PROBLEM STATEMENT:
Without changing a character, return the entries, but not the images they hold.

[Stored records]
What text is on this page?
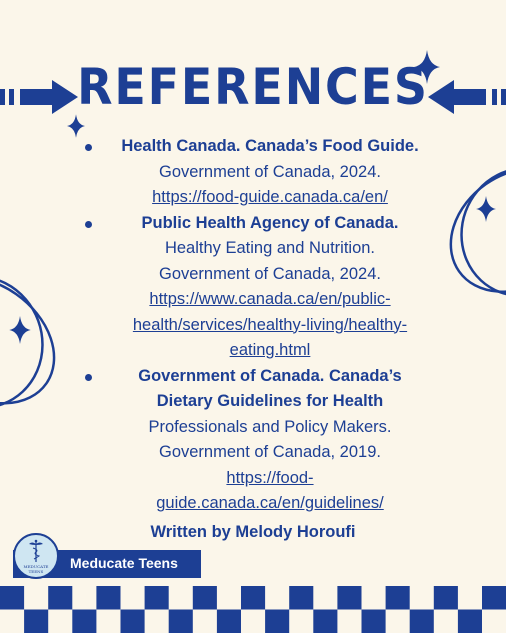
REFERENCES
Health Canada. Canada’s Food Guide.
Government of Canada, 2024.
https://food-guide.canada.ca/en/
Public Health Agency of Canada.
Healthy Eating and Nutrition.
Government of Canada, 2024.
https://www.canada.ca/en/public-
health/services/healthy-living/healthy-
eating.html
Government of Canada. Canada’s
Dietary Guidelines for Health
Professionals and Policy Makers.
Government of Canada, 2019.
https://food-
guide.canada.ca/en/guidelines/
Written by Melody Horoufi
Meducate Teens
MEDUCATE
TEENS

EXERCISE OUTPUT:
What text is on this page?
REFERENCES
Health Canada. Canada’s Food Guide.
Government of Canada, 2024.
https://food-guide.canada.ca/en/
Public Health Agency of Canada.
Healthy Eating and Nutrition.
Government of Canada, 2024.
https://www.canada.ca/en/public-
health/services/healthy-living/healthy-
eating.html
Government of Canada. Canada’s
Dietary Guidelines for Health
Professionals and Policy Makers.
Government of Canada, 2019.
https://food-
guide.canada.ca/en/guidelines/
Written by Melody Horoufi
Meducate Teens
MEDUCATE
TEENS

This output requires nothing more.